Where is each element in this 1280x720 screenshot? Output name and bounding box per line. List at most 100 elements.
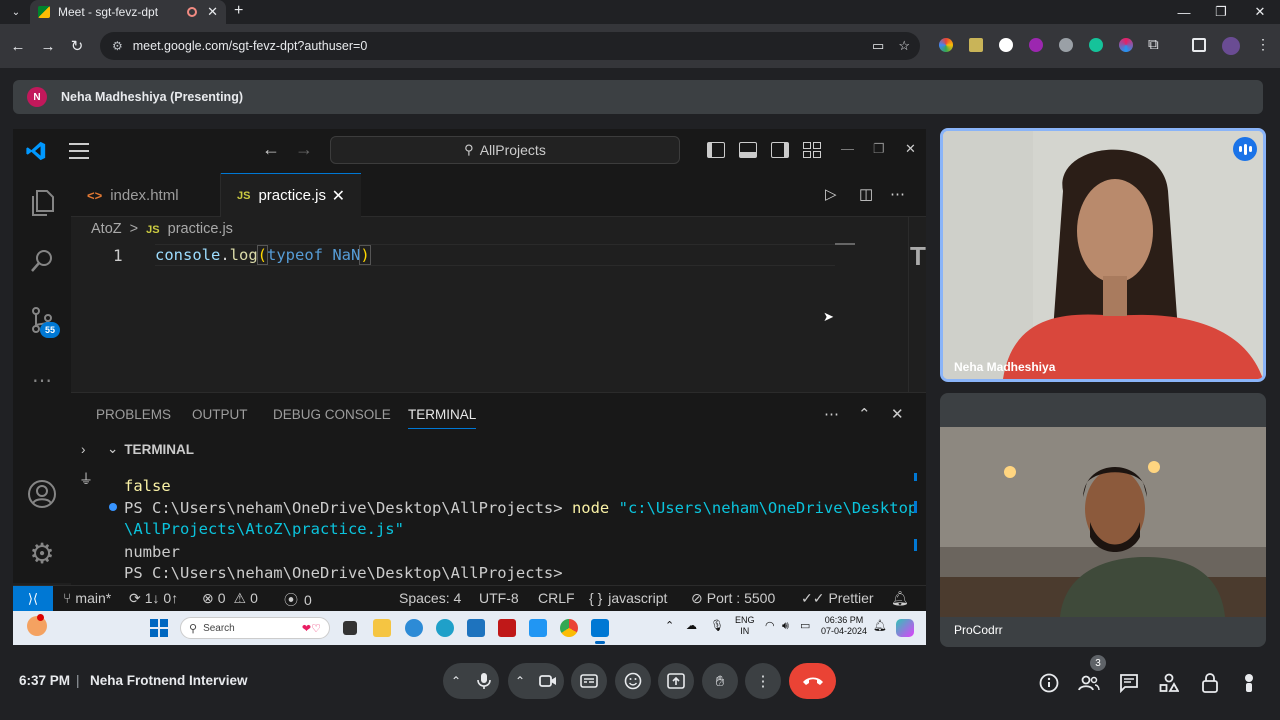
panel-tab-debug-console[interactable]: DEBUG CONSOLE [273,407,391,422]
mic-control[interactable]: ⌃ [443,663,499,699]
stocks-app-icon[interactable] [529,619,547,637]
present-button[interactable] [658,663,694,699]
tab-practice-js[interactable]: JS practice.js ✕ [221,173,361,217]
sync-item[interactable]: ⟳ 1↓ 0↑ [129,590,178,607]
user-settings-icon[interactable] [1237,671,1261,695]
new-tab-button[interactable]: + [234,2,243,20]
manage-gear-icon[interactable]: ⚙ [27,538,57,569]
wifi-icon[interactable]: ◠ [765,621,775,632]
language-item[interactable]: { } javascript [589,590,667,606]
terminal-plug-icon[interactable]: ⏚ [79,469,93,489]
participant-tile[interactable]: ProCodrr [940,393,1266,647]
activities-icon[interactable] [1157,671,1181,695]
people-icon[interactable] [1077,671,1101,695]
toggle-panel-icon[interactable] [739,142,757,158]
search-view-icon[interactable] [27,246,57,276]
tab-close-icon[interactable]: ✕ [332,186,345,206]
tab-index-html[interactable]: <> index.html [71,173,221,217]
edge-icon[interactable] [436,619,454,637]
prettier-item[interactable]: ✓✓ Prettier [801,590,874,607]
tray-cloud-icon[interactable]: ☁ [686,621,697,632]
raise-hand-button[interactable]: ✋︎ [702,663,738,699]
store-icon[interactable] [467,619,485,637]
problems-item[interactable]: ⊗ 0 ⚠ 0 [202,590,258,607]
audio-options-chevron-icon[interactable]: ⌃ [451,674,461,688]
encoding-item[interactable]: UTF-8 [479,590,519,606]
site-info-icon[interactable]: ⚙ [112,39,123,53]
extensions-puzzle-icon[interactable]: ⧉ [1148,36,1159,53]
mcafee-icon[interactable] [498,619,516,637]
extension-tools-icon[interactable] [969,38,983,52]
vscode-close-icon[interactable]: ✕ [905,141,916,157]
task-view-icon[interactable] [343,621,357,635]
breadcrumb-file[interactable]: practice.js [168,221,233,237]
nav-back-icon[interactable]: ← [262,139,280,160]
panel-tab-problems[interactable]: PROBLEMS [96,407,171,422]
copilot-icon[interactable] [896,619,914,637]
chevron-right-icon[interactable]: › [81,442,86,457]
extension-grammarly-icon[interactable] [1089,38,1103,52]
panel-tab-output[interactable]: OUTPUT [192,407,248,422]
remote-indicator-icon[interactable]: ⟩⟨ [13,586,53,612]
panel-maximize-icon[interactable]: ⌃ [858,405,871,423]
tab-search-button[interactable]: ⌄ [8,4,24,20]
volume-icon[interactable]: 🔊︎ [782,621,789,632]
split-editor-icon[interactable]: ◫ [859,185,873,203]
battery-icon[interactable]: ▭ [800,621,810,632]
participant-tile-active[interactable]: Neha Madheshiya [940,128,1266,382]
toggle-sidebar-icon[interactable] [707,142,725,158]
start-windows-icon[interactable] [150,619,168,637]
back-icon[interactable]: ← [6,34,30,58]
camera-permission-icon[interactable]: ▭ [872,38,884,54]
camera-control[interactable]: ⌃ [508,663,564,699]
panel-tab-terminal[interactable]: TERMINAL [408,407,477,429]
file-explorer-icon[interactable] [373,619,391,637]
window-close-button[interactable]: ✕ [1242,0,1278,24]
window-minimize-button[interactable]: — [1166,0,1202,24]
browser-menu-icon[interactable]: ⋮ [1256,36,1270,53]
extension-purple-icon[interactable] [1029,38,1043,52]
branch-item[interactable]: ⑂ main* [63,590,111,606]
extension-gear-icon[interactable] [1059,38,1073,52]
reactions-button[interactable] [615,663,651,699]
side-panel-icon[interactable] [1192,38,1206,52]
address-bar[interactable]: ⚙ meet.google.com/sgt-fevz-dpt?authuser=… [100,32,920,60]
command-center[interactable]: ⚲ AllProjects [330,136,680,164]
explorer-icon[interactable] [27,188,57,218]
extension-ring-icon[interactable] [1119,38,1133,52]
code-line[interactable]: console.log(typeof NaN) [155,245,371,265]
captions-button[interactable] [571,663,607,699]
eol-item[interactable]: CRLF [538,590,575,606]
chat-icon[interactable] [1117,671,1141,695]
terminal-prompt-line[interactable]: PS C:\Users\neham\OneDrive\Desktop\AllPr… [124,564,563,582]
meeting-details-info-icon[interactable] [1037,671,1061,695]
editor-more-icon[interactable]: ⋯ [890,185,905,203]
tab-close-icon[interactable]: ✕ [207,4,218,20]
language-indicator[interactable]: ENG IN [735,615,755,637]
window-maximize-button[interactable]: ❐ [1203,0,1239,24]
edge-dev-icon[interactable] [405,619,423,637]
run-file-icon[interactable]: ▷ [825,185,837,203]
reload-icon[interactable]: ↻ [65,34,89,58]
extension-pen-icon[interactable] [999,38,1013,52]
vscode-restore-icon[interactable]: ❐ [873,141,885,157]
toggle-secondary-sidebar-icon[interactable] [771,142,789,158]
live-server-item[interactable]: ⊘ Port : 5500 [691,590,775,607]
panel-close-icon[interactable]: ✕ [891,405,904,423]
chrome-icon[interactable] [560,619,578,637]
more-views-icon[interactable]: ⋯ [27,365,57,395]
menu-hamburger-icon[interactable] [69,143,89,159]
accounts-icon[interactable] [27,479,57,509]
breadcrumb[interactable]: AtoZ > JS practice.js [91,221,233,237]
profile-avatar[interactable] [1222,37,1240,55]
host-controls-lock-icon[interactable] [1198,671,1222,695]
tray-overflow-icon[interactable]: ⌃ [665,621,674,632]
video-options-chevron-icon[interactable]: ⌃ [515,674,525,688]
forward-icon[interactable]: → [36,34,60,58]
vscode-minimize-icon[interactable]: — [841,141,854,156]
clock-widget[interactable]: 06:36 PM 07-04-2024 [821,615,867,637]
taskbar-search-box[interactable]: ⚲ Search ❤♡ [180,617,330,639]
breadcrumb-folder[interactable]: AtoZ [91,221,122,237]
indentation-item[interactable]: Spaces: 4 [399,590,461,606]
notifications-bell-icon[interactable]: 🔔︎ [891,590,909,607]
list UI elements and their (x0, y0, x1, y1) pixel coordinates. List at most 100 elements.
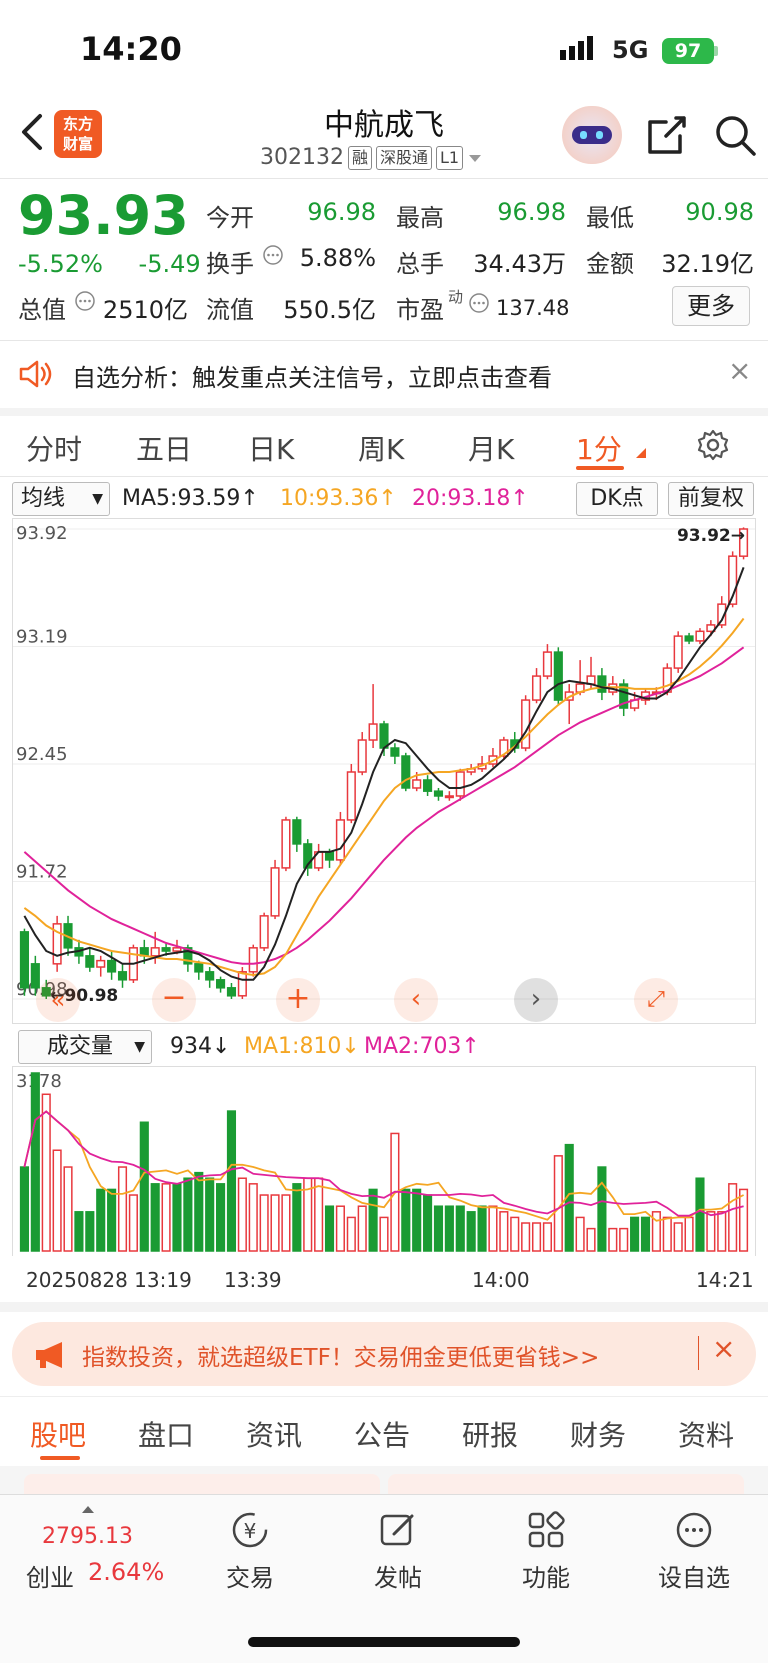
ad-text: 指数投资，就选超级ETF！交易佣金更低更省钱>> (82, 1345, 600, 1371)
candle-body (412, 779, 422, 789)
candle-body (226, 987, 237, 997)
volume-bar (531, 1222, 542, 1252)
float-value: 550.5亿 (283, 296, 376, 324)
ma10-value: 10:93.36↑ (280, 486, 397, 511)
candle-body (553, 651, 563, 701)
tag-level: L1 (436, 145, 464, 170)
candle-body (292, 819, 302, 845)
kline-chart[interactable]: 93.9293.1992.4591.7290.9893.92→←90.98 (12, 518, 756, 1024)
nav-trade[interactable]: ¥ 交易 (200, 1510, 300, 1593)
volume-bar (30, 1072, 40, 1252)
volume-bar (292, 1183, 302, 1252)
status-time: 14:20 (80, 30, 182, 68)
analysis-banner[interactable]: 自选分析：触发重点关注信号，立即点击查看 × (0, 342, 768, 408)
tab-intraday[interactable]: 分时 (26, 428, 82, 468)
tab-daily-k[interactable]: 日K (248, 428, 294, 468)
turnover-value: 5.88% (299, 244, 376, 272)
tag-sz-connect: 深股通 (376, 145, 433, 170)
info-dots-icon[interactable] (262, 244, 284, 266)
volume-bar (597, 1166, 607, 1252)
ma5-line (23, 567, 745, 981)
open-label: 今开 (206, 204, 254, 232)
tab-finance[interactable]: 财务 (570, 1414, 626, 1454)
volume-label: 总手 (396, 250, 444, 278)
volume-bar (379, 1216, 389, 1252)
chevron-down-icon: ▼ (134, 1039, 145, 1055)
svg-text:¥: ¥ (244, 1519, 257, 1543)
etf-ad-banner[interactable]: 指数投资，就选超级ETF！交易佣金更低更省钱>> × (12, 1322, 756, 1386)
tab-profile[interactable]: 资料 (678, 1414, 734, 1454)
volume-bar (74, 1211, 84, 1252)
zoom-in-icon[interactable]: + (276, 978, 320, 1022)
volume-bar (139, 1121, 149, 1252)
tab-corner-icon (636, 448, 646, 458)
volume-bar (259, 1194, 269, 1252)
share-icon[interactable] (646, 114, 688, 156)
tab-five-day[interactable]: 五日 (136, 428, 192, 468)
prev-icon[interactable]: ‹ (394, 978, 438, 1022)
candle-body (390, 747, 400, 757)
tab-1min[interactable]: 1分 (576, 428, 622, 468)
volume-bar (117, 1166, 128, 1252)
volume-bar (226, 1110, 237, 1252)
volume-bar (401, 1188, 411, 1252)
info-dots-icon[interactable] (74, 290, 96, 312)
volume-bar (216, 1183, 226, 1252)
volume-bar (41, 1093, 51, 1252)
ma20-value: 20:93.18↑ (412, 486, 529, 511)
more-button[interactable]: 更多 (672, 286, 750, 326)
nav-add-watchlist[interactable]: 设自选 (644, 1510, 744, 1593)
volume-indicator-select[interactable]: 成交量 ▼ (18, 1030, 152, 1064)
tab-pankou[interactable]: 盘口 (138, 1414, 194, 1454)
volume-bar (335, 1205, 345, 1252)
candle-body (531, 675, 542, 701)
nav-functions[interactable]: 功能 (496, 1510, 596, 1593)
tab-news[interactable]: 资讯 (246, 1414, 302, 1454)
volume-bar (194, 1171, 204, 1252)
volume-bar (412, 1188, 422, 1252)
volume-chart[interactable]: 3178 (12, 1066, 756, 1256)
tag-margin: 融 (347, 145, 372, 170)
adjust-button[interactable]: 前复权 (668, 482, 754, 516)
volume-bar (357, 1205, 367, 1252)
tab-monthly-k[interactable]: 月K (468, 428, 514, 468)
ai-assistant-icon[interactable] (562, 106, 622, 164)
volume-bar (619, 1227, 629, 1252)
search-icon[interactable] (714, 114, 758, 158)
volume-bar (346, 1216, 356, 1252)
volume-bar (542, 1222, 552, 1252)
close-icon[interactable]: × (728, 354, 751, 387)
volume-bar (107, 1188, 117, 1252)
fullscreen-icon[interactable]: ⤢ (634, 978, 678, 1022)
indicator-select[interactable]: 均线 ▼ (12, 482, 110, 516)
nav-post[interactable]: 发帖 (348, 1510, 448, 1593)
volume-bar (630, 1216, 640, 1252)
pe-sup: 动 (448, 288, 464, 306)
close-icon[interactable]: × (712, 1332, 735, 1365)
candle-body (172, 947, 182, 952)
tab-announcements[interactable]: 公告 (354, 1414, 410, 1454)
zoom-out-icon[interactable]: − (152, 978, 196, 1022)
divider (0, 1396, 768, 1397)
candle-body (281, 819, 291, 869)
volume-bar (499, 1211, 509, 1252)
volume-bar (717, 1211, 727, 1252)
tab-research[interactable]: 研报 (462, 1414, 518, 1454)
settings-icon[interactable] (696, 428, 730, 462)
next-icon[interactable]: › (514, 978, 558, 1022)
volume-bar (324, 1205, 335, 1252)
dropdown-icon (469, 154, 482, 162)
dk-point-button[interactable]: DK点 (576, 482, 658, 516)
tab-weekly-k[interactable]: 周K (358, 428, 404, 468)
change-pct: -5.52% (18, 250, 103, 278)
volume-bar (96, 1188, 106, 1252)
info-dots-icon[interactable] (468, 292, 490, 314)
rewind-icon[interactable]: « (36, 978, 80, 1022)
y-tick-label: 91.72 (16, 862, 68, 883)
tab-guba[interactable]: 股吧 (30, 1414, 86, 1454)
chevron-up-icon[interactable] (80, 1504, 96, 1514)
signal-icon (560, 36, 593, 60)
volume-bar (586, 1227, 596, 1252)
volume-svg: 3178 (16, 1071, 749, 1252)
index-name: 创业 (26, 1564, 74, 1592)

• [TASK PROMPT]:
Copy out the rows from the one containing "ad-text: 指数投资，就选超级ETF！交易佣金更低更省钱>> (82, 1345, 600, 1371)" through the one containing "ma10-value: 10:93.36↑ (280, 486, 397, 511)", both included, with no changes.

• [OUTPUT FOR THIS TASK]:
ad-text: 指数投资，就选超级ETF！交易佣金更低更省钱>> (82, 1345, 600, 1371)
candle-body (412, 779, 422, 789)
candle-body (226, 987, 237, 997)
volume-bar (531, 1222, 542, 1252)
float-value: 550.5亿 (283, 296, 376, 324)
ma10-value: 10:93.36↑ (280, 486, 397, 511)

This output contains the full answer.